**Exercise requirements:**
Copy out the records below, changing every "direction-point" to "arrival-point" and leaving everything else the same.

**Record extracts:**
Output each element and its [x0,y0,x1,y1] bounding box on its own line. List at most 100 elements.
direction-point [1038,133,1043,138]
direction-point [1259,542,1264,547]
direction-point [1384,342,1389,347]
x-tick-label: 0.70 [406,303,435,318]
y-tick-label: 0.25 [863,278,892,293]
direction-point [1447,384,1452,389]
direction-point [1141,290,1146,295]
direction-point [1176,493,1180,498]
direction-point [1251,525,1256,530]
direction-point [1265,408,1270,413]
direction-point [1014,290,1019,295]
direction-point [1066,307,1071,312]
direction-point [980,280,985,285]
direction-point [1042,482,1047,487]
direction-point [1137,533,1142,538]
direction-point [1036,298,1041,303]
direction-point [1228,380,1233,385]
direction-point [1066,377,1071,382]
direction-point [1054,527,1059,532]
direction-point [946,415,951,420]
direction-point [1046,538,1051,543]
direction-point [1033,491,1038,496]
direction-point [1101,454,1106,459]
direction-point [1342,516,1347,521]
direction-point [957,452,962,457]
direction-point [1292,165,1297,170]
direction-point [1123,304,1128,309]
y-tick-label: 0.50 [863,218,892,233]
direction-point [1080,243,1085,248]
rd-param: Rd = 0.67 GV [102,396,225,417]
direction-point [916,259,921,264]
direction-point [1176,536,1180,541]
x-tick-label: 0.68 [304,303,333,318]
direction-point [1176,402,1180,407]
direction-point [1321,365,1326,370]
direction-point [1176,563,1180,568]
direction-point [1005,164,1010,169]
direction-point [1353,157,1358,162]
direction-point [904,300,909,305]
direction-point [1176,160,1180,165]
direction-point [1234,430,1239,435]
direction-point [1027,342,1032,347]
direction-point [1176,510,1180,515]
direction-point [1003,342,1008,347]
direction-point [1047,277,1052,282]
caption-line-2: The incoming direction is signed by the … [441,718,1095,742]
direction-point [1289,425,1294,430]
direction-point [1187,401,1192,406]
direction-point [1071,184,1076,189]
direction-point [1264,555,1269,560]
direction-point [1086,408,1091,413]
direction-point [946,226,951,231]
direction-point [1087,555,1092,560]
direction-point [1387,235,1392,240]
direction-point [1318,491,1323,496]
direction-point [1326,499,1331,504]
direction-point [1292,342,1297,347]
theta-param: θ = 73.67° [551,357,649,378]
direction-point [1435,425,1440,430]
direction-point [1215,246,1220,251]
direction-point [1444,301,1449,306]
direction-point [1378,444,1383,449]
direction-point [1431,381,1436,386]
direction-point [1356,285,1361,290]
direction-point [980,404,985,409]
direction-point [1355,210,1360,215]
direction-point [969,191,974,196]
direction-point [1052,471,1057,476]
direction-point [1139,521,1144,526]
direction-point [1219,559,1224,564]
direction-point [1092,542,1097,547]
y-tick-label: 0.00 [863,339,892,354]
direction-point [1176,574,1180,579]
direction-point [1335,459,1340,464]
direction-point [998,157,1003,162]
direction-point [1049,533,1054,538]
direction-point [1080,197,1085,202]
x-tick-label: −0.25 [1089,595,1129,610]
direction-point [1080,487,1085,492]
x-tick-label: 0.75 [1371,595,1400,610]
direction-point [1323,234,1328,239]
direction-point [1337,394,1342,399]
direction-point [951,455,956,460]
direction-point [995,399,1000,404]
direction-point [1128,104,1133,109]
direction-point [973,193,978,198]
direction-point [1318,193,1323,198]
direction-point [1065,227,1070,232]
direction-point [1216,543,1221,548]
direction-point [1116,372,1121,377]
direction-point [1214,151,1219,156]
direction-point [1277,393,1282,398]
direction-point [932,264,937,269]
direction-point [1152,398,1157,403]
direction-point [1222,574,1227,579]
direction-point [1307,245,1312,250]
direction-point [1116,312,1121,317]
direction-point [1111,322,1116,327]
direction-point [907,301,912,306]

**Solved exercise:**
Output each element and its [x0,y0,x1,y1] bounding box on its own line. List at most 100 elements.
arrival-point [1038,133,1043,138]
arrival-point [1259,542,1264,547]
arrival-point [1384,342,1389,347]
x-tick-label: 0.70 [406,303,435,318]
y-tick-label: 0.25 [863,278,892,293]
arrival-point [1447,384,1452,389]
arrival-point [1141,290,1146,295]
arrival-point [1176,493,1180,498]
arrival-point [1251,525,1256,530]
arrival-point [1265,408,1270,413]
arrival-point [1014,290,1019,295]
arrival-point [1066,307,1071,312]
arrival-point [980,280,985,285]
arrival-point [1042,482,1047,487]
arrival-point [1137,533,1142,538]
arrival-point [1036,298,1041,303]
arrival-point [1228,380,1233,385]
arrival-point [1066,377,1071,382]
arrival-point [1054,527,1059,532]
arrival-point [946,415,951,420]
arrival-point [1046,538,1051,543]
arrival-point [1033,491,1038,496]
arrival-point [1101,454,1106,459]
arrival-point [1342,516,1347,521]
arrival-point [957,452,962,457]
arrival-point [1292,165,1297,170]
arrival-point [1123,304,1128,309]
y-tick-label: 0.50 [863,218,892,233]
arrival-point [1080,243,1085,248]
rd-param: Rd = 0.67 GV [102,396,225,417]
arrival-point [916,259,921,264]
arrival-point [1176,536,1180,541]
x-tick-label: 0.68 [304,303,333,318]
arrival-point [1176,402,1180,407]
arrival-point [1321,365,1326,370]
arrival-point [1176,563,1180,568]
arrival-point [1005,164,1010,169]
arrival-point [1353,157,1358,162]
arrival-point [904,300,909,305]
arrival-point [1176,160,1180,165]
arrival-point [1234,430,1239,435]
arrival-point [1027,342,1032,347]
arrival-point [1176,510,1180,515]
arrival-point [1003,342,1008,347]
arrival-point [1047,277,1052,282]
caption-line-2: The incoming direction is signed by the … [441,718,1095,742]
arrival-point [1289,425,1294,430]
arrival-point [1187,401,1192,406]
arrival-point [1071,184,1076,189]
arrival-point [1264,555,1269,560]
arrival-point [1086,408,1091,413]
arrival-point [946,226,951,231]
arrival-point [1087,555,1092,560]
arrival-point [1387,235,1392,240]
arrival-point [1318,491,1323,496]
arrival-point [1326,499,1331,504]
arrival-point [1292,342,1297,347]
theta-param: θ = 73.67° [551,357,649,378]
arrival-point [1435,425,1440,430]
arrival-point [1215,246,1220,251]
arrival-point [1444,301,1449,306]
arrival-point [1378,444,1383,449]
arrival-point [1431,381,1436,386]
arrival-point [1356,285,1361,290]
arrival-point [980,404,985,409]
arrival-point [1355,210,1360,215]
arrival-point [969,191,974,196]
arrival-point [1052,471,1057,476]
arrival-point [1139,521,1144,526]
arrival-point [1219,559,1224,564]
arrival-point [1092,542,1097,547]
y-tick-label: 0.00 [863,339,892,354]
arrival-point [1176,574,1180,579]
arrival-point [1335,459,1340,464]
arrival-point [998,157,1003,162]
arrival-point [1049,533,1054,538]
arrival-point [1080,197,1085,202]
x-tick-label: −0.25 [1089,595,1129,610]
arrival-point [1080,487,1085,492]
x-tick-label: 0.75 [1371,595,1400,610]
arrival-point [1323,234,1328,239]
arrival-point [1337,394,1342,399]
arrival-point [951,455,956,460]
arrival-point [995,399,1000,404]
arrival-point [1128,104,1133,109]
arrival-point [973,193,978,198]
arrival-point [1318,193,1323,198]
arrival-point [1065,227,1070,232]
arrival-point [1216,543,1221,548]
arrival-point [1116,372,1121,377]
arrival-point [1214,151,1219,156]
arrival-point [1277,393,1282,398]
arrival-point [932,264,937,269]
arrival-point [1152,398,1157,403]
arrival-point [1222,574,1227,579]
arrival-point [1307,245,1312,250]
arrival-point [1116,312,1121,317]
arrival-point [1111,322,1116,327]
arrival-point [907,301,912,306]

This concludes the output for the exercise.